» Task goal:
Please list all lines of the material below in which the string "billion" occurs.

─── Source records

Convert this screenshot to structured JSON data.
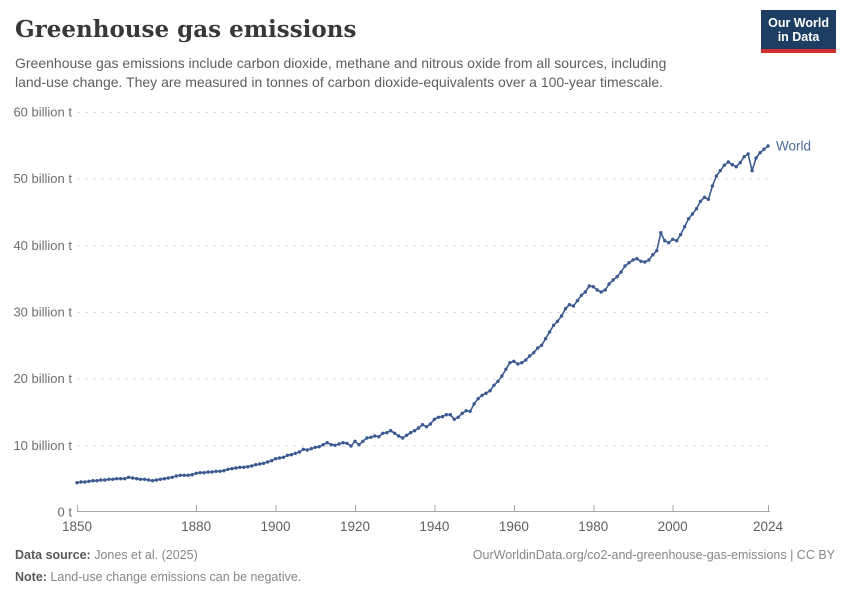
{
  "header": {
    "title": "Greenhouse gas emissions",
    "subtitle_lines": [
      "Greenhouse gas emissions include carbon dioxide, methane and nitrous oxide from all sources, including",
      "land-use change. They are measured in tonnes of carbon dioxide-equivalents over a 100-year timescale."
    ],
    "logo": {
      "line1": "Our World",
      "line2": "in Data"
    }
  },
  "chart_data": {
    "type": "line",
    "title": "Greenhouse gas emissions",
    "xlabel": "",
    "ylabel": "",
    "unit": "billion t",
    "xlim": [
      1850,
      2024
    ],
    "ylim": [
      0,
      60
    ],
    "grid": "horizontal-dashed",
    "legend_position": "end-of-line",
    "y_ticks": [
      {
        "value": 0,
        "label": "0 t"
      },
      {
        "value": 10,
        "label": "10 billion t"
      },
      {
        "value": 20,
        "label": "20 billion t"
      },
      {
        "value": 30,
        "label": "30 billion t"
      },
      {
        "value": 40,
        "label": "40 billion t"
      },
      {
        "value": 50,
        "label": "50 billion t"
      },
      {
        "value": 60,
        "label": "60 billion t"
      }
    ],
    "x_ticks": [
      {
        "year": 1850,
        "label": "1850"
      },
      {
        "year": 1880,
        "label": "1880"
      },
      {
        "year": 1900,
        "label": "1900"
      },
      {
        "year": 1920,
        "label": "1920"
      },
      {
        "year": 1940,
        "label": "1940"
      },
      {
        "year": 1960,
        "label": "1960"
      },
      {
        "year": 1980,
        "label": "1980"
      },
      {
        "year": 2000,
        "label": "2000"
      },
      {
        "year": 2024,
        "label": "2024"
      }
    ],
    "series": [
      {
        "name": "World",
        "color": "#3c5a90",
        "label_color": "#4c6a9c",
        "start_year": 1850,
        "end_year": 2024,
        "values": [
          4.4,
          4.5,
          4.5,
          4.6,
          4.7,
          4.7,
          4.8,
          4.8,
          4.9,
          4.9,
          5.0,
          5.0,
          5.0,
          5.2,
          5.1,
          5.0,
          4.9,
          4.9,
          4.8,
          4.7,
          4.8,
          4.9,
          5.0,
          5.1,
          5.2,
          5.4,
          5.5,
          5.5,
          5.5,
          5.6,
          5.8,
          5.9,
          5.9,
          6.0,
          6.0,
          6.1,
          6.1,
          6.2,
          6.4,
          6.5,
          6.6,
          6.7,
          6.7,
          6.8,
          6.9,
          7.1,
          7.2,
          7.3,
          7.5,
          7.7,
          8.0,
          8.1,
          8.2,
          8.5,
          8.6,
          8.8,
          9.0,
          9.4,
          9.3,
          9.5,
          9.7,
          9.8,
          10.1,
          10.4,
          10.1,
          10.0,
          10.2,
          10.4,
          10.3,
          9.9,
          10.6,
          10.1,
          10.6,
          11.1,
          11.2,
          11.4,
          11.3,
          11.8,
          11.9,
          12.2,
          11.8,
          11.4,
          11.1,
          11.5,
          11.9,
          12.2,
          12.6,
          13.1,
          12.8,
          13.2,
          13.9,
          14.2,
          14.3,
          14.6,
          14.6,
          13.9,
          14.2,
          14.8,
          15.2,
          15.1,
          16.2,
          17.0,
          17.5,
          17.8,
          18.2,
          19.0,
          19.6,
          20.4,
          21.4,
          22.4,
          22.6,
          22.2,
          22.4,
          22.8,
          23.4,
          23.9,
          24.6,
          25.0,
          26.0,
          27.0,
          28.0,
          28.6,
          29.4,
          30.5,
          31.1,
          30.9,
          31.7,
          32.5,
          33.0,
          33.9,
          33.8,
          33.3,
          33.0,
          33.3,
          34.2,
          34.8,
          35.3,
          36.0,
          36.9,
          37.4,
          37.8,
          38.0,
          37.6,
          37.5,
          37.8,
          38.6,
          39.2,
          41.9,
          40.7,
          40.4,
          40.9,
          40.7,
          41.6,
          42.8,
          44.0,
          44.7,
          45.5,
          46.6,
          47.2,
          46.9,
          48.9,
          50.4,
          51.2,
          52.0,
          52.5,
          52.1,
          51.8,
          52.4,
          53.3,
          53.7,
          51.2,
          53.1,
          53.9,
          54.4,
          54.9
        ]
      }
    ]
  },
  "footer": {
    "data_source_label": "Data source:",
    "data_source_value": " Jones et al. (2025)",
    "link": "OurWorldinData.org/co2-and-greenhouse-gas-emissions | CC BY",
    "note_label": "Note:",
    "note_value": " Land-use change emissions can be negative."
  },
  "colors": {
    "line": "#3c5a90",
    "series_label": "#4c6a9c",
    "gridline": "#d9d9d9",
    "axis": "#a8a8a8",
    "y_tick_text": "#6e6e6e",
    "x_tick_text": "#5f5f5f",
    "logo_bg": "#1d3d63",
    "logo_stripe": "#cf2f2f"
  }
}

──────
─── Source records

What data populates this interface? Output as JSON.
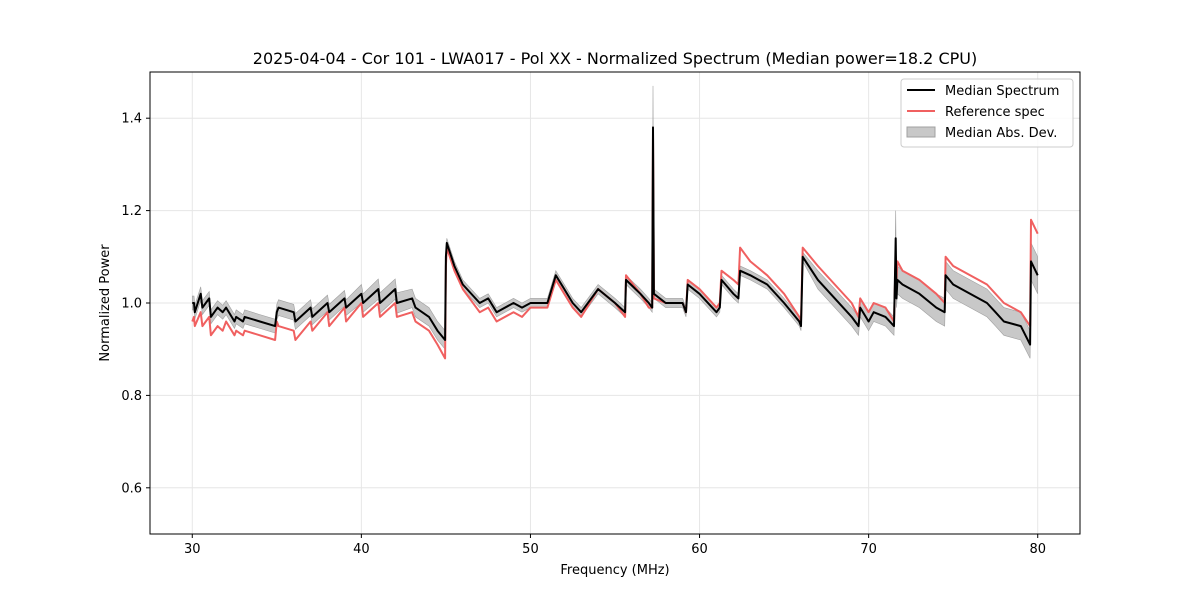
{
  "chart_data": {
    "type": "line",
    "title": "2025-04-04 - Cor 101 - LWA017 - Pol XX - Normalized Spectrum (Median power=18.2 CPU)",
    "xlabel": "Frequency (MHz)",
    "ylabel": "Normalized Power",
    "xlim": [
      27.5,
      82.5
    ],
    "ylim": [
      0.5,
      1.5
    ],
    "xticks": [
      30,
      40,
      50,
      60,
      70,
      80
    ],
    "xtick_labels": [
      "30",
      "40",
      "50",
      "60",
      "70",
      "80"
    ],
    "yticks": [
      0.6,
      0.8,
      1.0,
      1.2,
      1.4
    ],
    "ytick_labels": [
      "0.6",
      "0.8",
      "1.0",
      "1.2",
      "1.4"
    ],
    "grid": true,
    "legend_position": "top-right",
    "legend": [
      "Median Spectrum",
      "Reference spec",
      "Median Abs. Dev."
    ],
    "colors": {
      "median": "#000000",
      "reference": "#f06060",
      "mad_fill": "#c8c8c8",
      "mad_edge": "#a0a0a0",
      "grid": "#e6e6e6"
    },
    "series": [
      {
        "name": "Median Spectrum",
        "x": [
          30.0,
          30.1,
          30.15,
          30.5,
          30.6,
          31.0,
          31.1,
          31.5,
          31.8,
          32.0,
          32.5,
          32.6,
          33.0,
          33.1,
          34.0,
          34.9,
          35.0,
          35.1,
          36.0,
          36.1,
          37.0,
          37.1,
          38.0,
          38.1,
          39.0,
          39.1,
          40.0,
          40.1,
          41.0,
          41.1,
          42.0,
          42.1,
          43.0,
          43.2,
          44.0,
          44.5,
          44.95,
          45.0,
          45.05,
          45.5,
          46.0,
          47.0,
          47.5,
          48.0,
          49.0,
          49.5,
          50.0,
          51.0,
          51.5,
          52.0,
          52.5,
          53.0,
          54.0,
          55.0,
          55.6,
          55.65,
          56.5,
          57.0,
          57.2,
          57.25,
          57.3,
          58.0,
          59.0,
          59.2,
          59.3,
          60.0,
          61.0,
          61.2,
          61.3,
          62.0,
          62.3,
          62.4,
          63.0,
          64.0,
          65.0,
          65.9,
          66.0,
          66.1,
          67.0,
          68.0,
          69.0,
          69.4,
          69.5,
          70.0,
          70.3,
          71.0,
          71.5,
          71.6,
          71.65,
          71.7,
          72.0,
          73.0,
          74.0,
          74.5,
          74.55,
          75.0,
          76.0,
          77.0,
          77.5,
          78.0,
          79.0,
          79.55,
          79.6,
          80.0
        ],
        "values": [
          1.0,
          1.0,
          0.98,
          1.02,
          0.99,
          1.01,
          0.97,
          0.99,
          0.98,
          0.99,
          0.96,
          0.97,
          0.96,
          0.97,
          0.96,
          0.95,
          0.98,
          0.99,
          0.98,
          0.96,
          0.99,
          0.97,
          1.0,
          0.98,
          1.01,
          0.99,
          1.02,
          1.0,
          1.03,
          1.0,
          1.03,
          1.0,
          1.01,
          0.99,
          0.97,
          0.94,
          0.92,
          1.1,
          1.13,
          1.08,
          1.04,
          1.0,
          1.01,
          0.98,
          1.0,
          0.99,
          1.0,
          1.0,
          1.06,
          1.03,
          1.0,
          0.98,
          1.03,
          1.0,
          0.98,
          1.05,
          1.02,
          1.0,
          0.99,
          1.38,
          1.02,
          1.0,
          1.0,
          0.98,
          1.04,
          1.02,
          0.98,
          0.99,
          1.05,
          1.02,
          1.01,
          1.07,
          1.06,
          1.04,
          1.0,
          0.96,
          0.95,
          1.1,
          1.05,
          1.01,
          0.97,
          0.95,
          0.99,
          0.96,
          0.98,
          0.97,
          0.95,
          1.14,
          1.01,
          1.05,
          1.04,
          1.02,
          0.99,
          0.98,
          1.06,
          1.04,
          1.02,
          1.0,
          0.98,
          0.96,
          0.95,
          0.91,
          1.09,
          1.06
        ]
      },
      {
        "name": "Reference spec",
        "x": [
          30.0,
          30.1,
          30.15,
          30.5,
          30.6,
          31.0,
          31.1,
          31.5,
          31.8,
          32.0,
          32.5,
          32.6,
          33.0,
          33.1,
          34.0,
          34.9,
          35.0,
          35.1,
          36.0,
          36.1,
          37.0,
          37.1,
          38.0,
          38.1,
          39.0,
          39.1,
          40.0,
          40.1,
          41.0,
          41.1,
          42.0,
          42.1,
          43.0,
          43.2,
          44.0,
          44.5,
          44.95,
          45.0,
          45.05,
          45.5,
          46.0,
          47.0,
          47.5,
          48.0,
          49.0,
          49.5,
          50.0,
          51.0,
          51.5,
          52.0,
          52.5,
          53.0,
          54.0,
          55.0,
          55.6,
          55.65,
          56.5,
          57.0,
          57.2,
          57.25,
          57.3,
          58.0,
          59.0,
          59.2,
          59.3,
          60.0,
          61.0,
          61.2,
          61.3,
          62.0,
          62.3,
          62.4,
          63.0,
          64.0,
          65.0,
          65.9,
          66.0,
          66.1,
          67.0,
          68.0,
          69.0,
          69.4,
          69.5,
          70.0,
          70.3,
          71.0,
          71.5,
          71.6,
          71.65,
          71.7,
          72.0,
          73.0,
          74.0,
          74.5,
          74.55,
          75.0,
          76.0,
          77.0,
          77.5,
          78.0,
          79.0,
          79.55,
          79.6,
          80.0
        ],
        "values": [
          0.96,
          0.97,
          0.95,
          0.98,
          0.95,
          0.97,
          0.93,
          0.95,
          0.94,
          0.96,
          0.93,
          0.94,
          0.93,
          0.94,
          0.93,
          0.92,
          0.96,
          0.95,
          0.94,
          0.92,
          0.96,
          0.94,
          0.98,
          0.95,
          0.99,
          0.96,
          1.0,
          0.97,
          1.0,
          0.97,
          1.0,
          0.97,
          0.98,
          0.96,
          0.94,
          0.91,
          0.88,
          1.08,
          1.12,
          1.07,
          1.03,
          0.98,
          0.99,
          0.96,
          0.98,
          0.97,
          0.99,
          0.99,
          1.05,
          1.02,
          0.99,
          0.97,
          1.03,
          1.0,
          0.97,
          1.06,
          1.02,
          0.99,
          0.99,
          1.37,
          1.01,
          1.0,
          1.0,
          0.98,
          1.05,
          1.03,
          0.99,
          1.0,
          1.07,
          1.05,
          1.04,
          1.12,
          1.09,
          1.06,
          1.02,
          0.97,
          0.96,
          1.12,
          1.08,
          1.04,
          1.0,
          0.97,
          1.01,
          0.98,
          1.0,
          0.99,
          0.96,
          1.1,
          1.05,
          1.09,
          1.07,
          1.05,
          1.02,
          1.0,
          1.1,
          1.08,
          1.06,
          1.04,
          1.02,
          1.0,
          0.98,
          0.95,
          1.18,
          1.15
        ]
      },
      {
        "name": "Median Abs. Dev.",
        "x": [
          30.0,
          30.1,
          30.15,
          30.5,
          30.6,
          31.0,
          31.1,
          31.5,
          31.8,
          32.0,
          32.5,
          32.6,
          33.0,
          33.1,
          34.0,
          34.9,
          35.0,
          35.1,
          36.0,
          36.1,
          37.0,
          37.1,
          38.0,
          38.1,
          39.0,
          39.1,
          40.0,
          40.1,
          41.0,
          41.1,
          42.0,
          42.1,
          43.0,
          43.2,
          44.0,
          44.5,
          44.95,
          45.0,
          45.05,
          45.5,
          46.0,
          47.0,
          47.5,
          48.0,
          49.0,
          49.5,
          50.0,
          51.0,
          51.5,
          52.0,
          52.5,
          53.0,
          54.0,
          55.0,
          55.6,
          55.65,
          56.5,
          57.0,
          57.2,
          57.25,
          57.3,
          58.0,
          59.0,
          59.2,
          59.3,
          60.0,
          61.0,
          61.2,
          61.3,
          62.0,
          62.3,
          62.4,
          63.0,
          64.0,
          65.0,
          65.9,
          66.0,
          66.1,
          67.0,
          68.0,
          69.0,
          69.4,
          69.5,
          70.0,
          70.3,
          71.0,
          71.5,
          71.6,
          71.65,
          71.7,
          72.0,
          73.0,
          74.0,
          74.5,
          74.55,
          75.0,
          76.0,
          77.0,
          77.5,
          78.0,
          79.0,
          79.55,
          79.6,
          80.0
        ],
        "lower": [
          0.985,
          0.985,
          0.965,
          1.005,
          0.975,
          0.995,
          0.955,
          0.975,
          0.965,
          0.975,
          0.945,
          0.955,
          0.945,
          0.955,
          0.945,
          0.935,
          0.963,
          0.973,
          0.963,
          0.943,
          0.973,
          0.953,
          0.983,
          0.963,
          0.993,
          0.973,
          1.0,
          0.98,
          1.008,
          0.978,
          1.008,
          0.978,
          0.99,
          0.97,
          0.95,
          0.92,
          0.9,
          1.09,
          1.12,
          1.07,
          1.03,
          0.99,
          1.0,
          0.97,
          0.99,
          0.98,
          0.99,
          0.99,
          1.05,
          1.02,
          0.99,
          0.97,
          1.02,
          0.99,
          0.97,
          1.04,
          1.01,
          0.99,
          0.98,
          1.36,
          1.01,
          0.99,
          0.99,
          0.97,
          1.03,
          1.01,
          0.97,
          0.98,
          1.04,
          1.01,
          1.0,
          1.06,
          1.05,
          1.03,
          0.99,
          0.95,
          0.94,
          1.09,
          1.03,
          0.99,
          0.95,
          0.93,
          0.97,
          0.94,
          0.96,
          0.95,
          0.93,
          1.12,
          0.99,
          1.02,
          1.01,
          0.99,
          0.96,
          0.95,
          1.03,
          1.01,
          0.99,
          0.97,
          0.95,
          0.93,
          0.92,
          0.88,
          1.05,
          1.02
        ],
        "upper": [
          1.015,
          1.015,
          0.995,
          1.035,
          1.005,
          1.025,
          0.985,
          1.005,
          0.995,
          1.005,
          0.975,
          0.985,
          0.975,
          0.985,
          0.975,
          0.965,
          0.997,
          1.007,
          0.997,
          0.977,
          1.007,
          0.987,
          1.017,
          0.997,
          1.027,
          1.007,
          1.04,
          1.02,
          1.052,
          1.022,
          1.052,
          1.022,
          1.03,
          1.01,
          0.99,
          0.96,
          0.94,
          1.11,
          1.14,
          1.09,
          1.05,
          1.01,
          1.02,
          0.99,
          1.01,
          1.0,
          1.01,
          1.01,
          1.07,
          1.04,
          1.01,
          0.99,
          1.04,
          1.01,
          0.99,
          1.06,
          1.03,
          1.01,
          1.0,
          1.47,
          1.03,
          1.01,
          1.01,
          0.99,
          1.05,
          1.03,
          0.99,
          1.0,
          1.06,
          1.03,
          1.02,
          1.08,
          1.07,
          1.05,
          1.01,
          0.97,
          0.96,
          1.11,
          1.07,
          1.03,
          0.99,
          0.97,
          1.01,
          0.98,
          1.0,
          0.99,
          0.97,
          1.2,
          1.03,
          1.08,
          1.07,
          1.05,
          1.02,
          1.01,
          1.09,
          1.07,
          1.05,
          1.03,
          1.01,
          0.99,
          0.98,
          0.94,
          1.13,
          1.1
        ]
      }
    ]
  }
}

──────

» Solution:
    "unit": "billion t",
        "label": "10 billion t"
        "label": "20 billion t"
        "label": "30 billion t"
        "label": "40 billion t"
        "label": "50 billion t"
        "label": "60 billion t"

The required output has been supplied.